Write out the listing below exactly, and omit any images you find in it.

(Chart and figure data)
★ ★ ★ ★

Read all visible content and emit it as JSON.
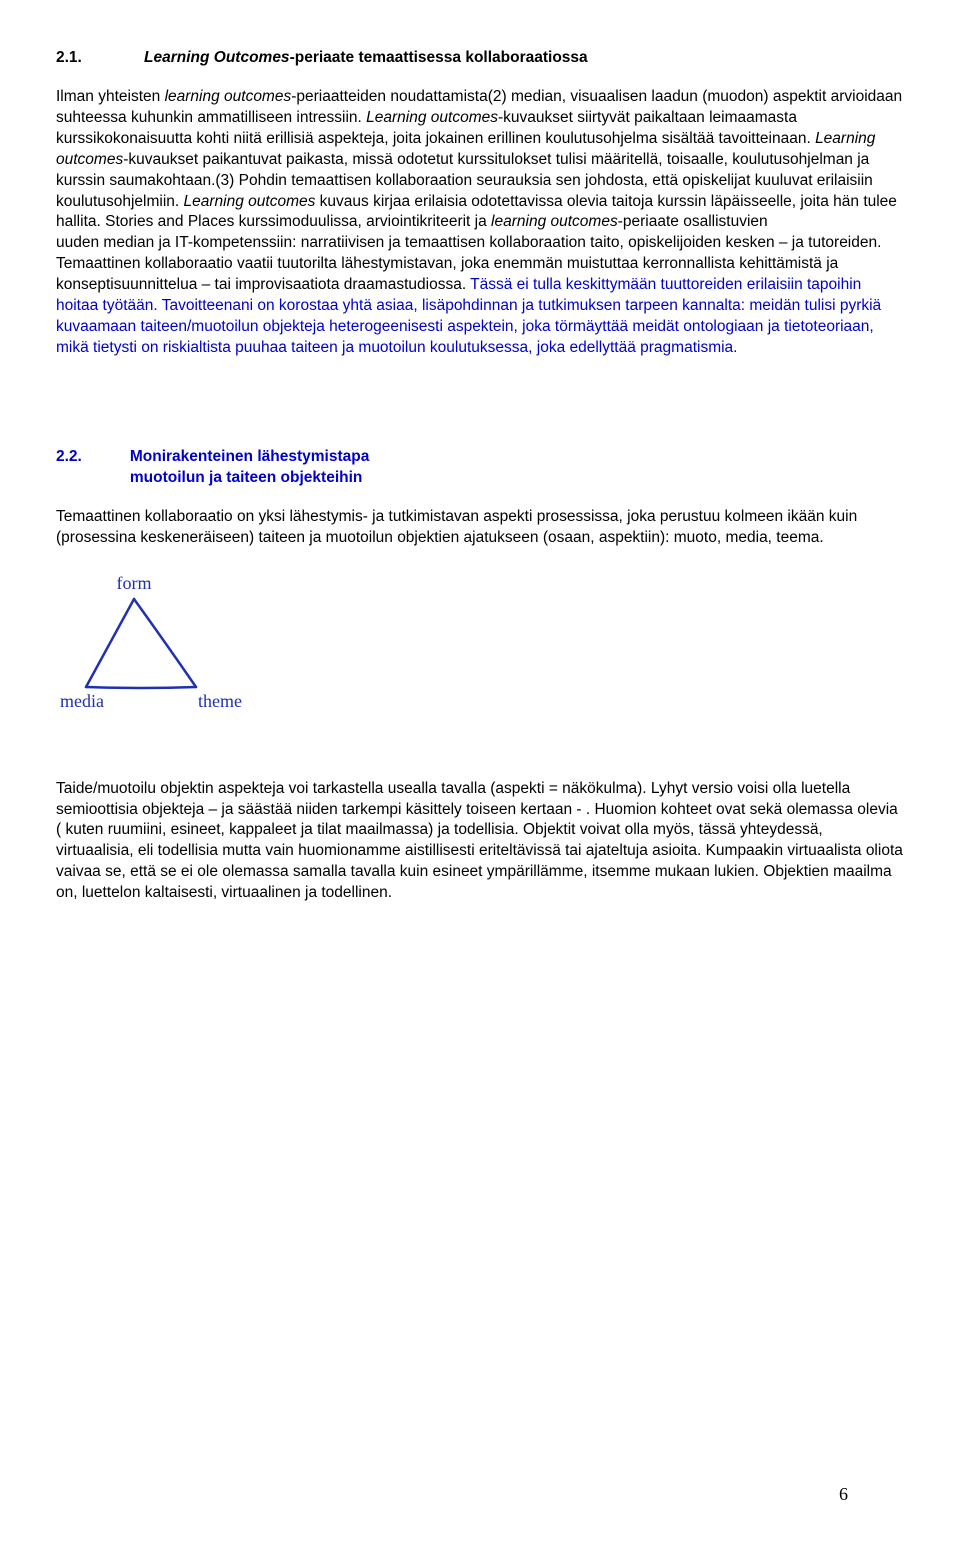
{
  "sec21": {
    "num": "2.1.",
    "title_pre": "Learning Outcomes",
    "title_post": "-periaate temaattisessa kollaboraatiossa",
    "p_full": "Ilman yhteisten {i}learning outcomes{/i}-periaatteiden noudattamista(2) median, visuaalisen laadun (muodon) aspektit arvioidaan suhteessa kuhunkin ammatilliseen intressiin. {i}Learning outcomes{/i}-kuvaukset siirtyvät paikaltaan leimaamasta kurssikokonaisuutta kohti niitä erillisiä aspekteja, joita jokainen erillinen koulutusohjelma sisältää tavoitteinaan. {i}Learning outcomes{/i}-kuvaukset paikantuvat paikasta, missä odotetut kurssitulokset tulisi määritellä, toisaalle, koulutusohjelman ja kurssin saumakohtaan.(3) Pohdin temaattisen kollaboraation seurauksia sen johdosta, että opiskelijat kuuluvat erilaisiin koulutusohjelmiin. {i}Learning outcomes{/i} kuvaus kirjaa erilaisia odotettavissa olevia taitoja kurssin läpäisseelle, joita hän tulee hallita. Stories and Places kurssimoduulissa, arviointikriteerit ja {i}learning outcomes{/i}-periaate osallistuvien",
    "p_tail": "uuden median ja IT-kompetenssiin: narratiivisen ja temaattisen kollaboraation taito, opiskelijoiden kesken – ja tutoreiden. Temaattinen kollaboraatio vaatii tuutorilta lähestymistavan, joka enemmän muistuttaa kerronnallista kehittämistä ja konseptisuunnittelua – tai improvisaatiota draamastudiossa.",
    "p_blue": " Tässä ei tulla keskittymään tuuttoreiden erilaisiin tapoihin hoitaa työtään. Tavoitteenani on korostaa yhtä asiaa, lisäpohdinnan ja tutkimuksen tarpeen kannalta: meidän tulisi pyrkiä kuvaamaan taiteen/muotoilun objekteja heterogeenisesti aspektein, joka törmäyttää meidät ontologiaan ja tietoteoriaan, mikä tietysti on riskialtista puuhaa taiteen ja muotoilun koulutuksessa, joka edellyttää pragmatismia."
  },
  "sec22": {
    "num": "2.2.",
    "title_l1": "Monirakenteinen lähestymistapa",
    "title_l2": "muotoilun ja taiteen objekteihin",
    "p1": "Temaattinen kollaboraatio on yksi lähestymis- ja tutkimistavan aspekti prosessissa, joka perustuu kolmeen ikään kuin (prosessina keskeneräiseen) taiteen ja muotoilun objektien ajatukseen (osaan, aspektiin): muoto, media, teema."
  },
  "triangle": {
    "top": "form",
    "left": "media",
    "right": "theme",
    "line_color": "#2030b0",
    "text_color": "#2030b0",
    "line_width": 2.5,
    "width": 190,
    "height": 150
  },
  "sec22b": {
    "p2": "Taide/muotoilu objektin aspekteja voi tarkastella usealla tavalla (aspekti = näkökulma). Lyhyt versio voisi olla luetella semioottisia objekteja – ja säästää niiden tarkempi käsittely toiseen kertaan - . Huomion kohteet ovat sekä olemassa olevia ( kuten ruumiini, esineet, kappaleet ja tilat maailmassa) ja todellisia. Objektit voivat olla myös, tässä yhteydessä, virtuaalisia, eli todellisia mutta vain huomionamme aistillisesti eriteltävissä tai ajateltuja asioita. Kumpaakin virtuaalista oliota vaivaa se, että se ei ole olemassa samalla tavalla kuin esineet ympärillämme, itsemme mukaan lukien. Objektien maailma on, luettelon kaltaisesti, virtuaalinen ja todellinen."
  },
  "page_number": "6"
}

★ ★ ★ ★

## SOLUTION FOR THIS PROBLEM
Read all visible content and emit it as JSON.
{
  "sec21": {
    "num": "2.1.",
    "title_pre": "Learning Outcomes",
    "title_post": "-periaate temaattisessa kollaboraatiossa",
    "p_full": "Ilman yhteisten {i}learning outcomes{/i}-periaatteiden noudattamista(2) median, visuaalisen laadun (muodon) aspektit arvioidaan suhteessa kuhunkin ammatilliseen intressiin. {i}Learning outcomes{/i}-kuvaukset siirtyvät paikaltaan leimaamasta kurssikokonaisuutta kohti niitä erillisiä aspekteja, joita jokainen erillinen koulutusohjelma sisältää tavoitteinaan. {i}Learning outcomes{/i}-kuvaukset paikantuvat paikasta, missä odotetut kurssitulokset tulisi määritellä, toisaalle, koulutusohjelman ja kurssin saumakohtaan.(3) Pohdin temaattisen kollaboraation seurauksia sen johdosta, että opiskelijat kuuluvat erilaisiin koulutusohjelmiin. {i}Learning outcomes{/i} kuvaus kirjaa erilaisia odotettavissa olevia taitoja kurssin läpäisseelle, joita hän tulee hallita. Stories and Places kurssimoduulissa, arviointikriteerit ja {i}learning outcomes{/i}-periaate osallistuvien",
    "p_tail": "uuden median ja IT-kompetenssiin: narratiivisen ja temaattisen kollaboraation taito, opiskelijoiden kesken – ja tutoreiden. Temaattinen kollaboraatio vaatii tuutorilta lähestymistavan, joka enemmän muistuttaa kerronnallista kehittämistä ja konseptisuunnittelua – tai improvisaatiota draamastudiossa.",
    "p_blue": " Tässä ei tulla keskittymään tuuttoreiden erilaisiin tapoihin hoitaa työtään. Tavoitteenani on korostaa yhtä asiaa, lisäpohdinnan ja tutkimuksen tarpeen kannalta: meidän tulisi pyrkiä kuvaamaan taiteen/muotoilun objekteja heterogeenisesti aspektein, joka törmäyttää meidät ontologiaan ja tietoteoriaan, mikä tietysti on riskialtista puuhaa taiteen ja muotoilun koulutuksessa, joka edellyttää pragmatismia."
  },
  "sec22": {
    "num": "2.2.",
    "title_l1": "Monirakenteinen lähestymistapa",
    "title_l2": "muotoilun ja taiteen objekteihin",
    "p1": "Temaattinen kollaboraatio on yksi lähestymis- ja tutkimistavan aspekti prosessissa, joka perustuu kolmeen ikään kuin (prosessina keskeneräiseen) taiteen ja muotoilun objektien ajatukseen (osaan, aspektiin): muoto, media, teema."
  },
  "triangle": {
    "top": "form",
    "left": "media",
    "right": "theme",
    "line_color": "#2030b0",
    "text_color": "#2030b0",
    "line_width": 2.5,
    "width": 190,
    "height": 150
  },
  "sec22b": {
    "p2": "Taide/muotoilu objektin aspekteja voi tarkastella usealla tavalla (aspekti = näkökulma). Lyhyt versio voisi olla luetella semioottisia objekteja – ja säästää niiden tarkempi käsittely toiseen kertaan - . Huomion kohteet ovat sekä olemassa olevia ( kuten ruumiini, esineet, kappaleet ja tilat maailmassa) ja todellisia. Objektit voivat olla myös, tässä yhteydessä, virtuaalisia, eli todellisia mutta vain huomionamme aistillisesti eriteltävissä tai ajateltuja asioita. Kumpaakin virtuaalista oliota vaivaa se, että se ei ole olemassa samalla tavalla kuin esineet ympärillämme, itsemme mukaan lukien. Objektien maailma on, luettelon kaltaisesti, virtuaalinen ja todellinen."
  },
  "page_number": "6"
}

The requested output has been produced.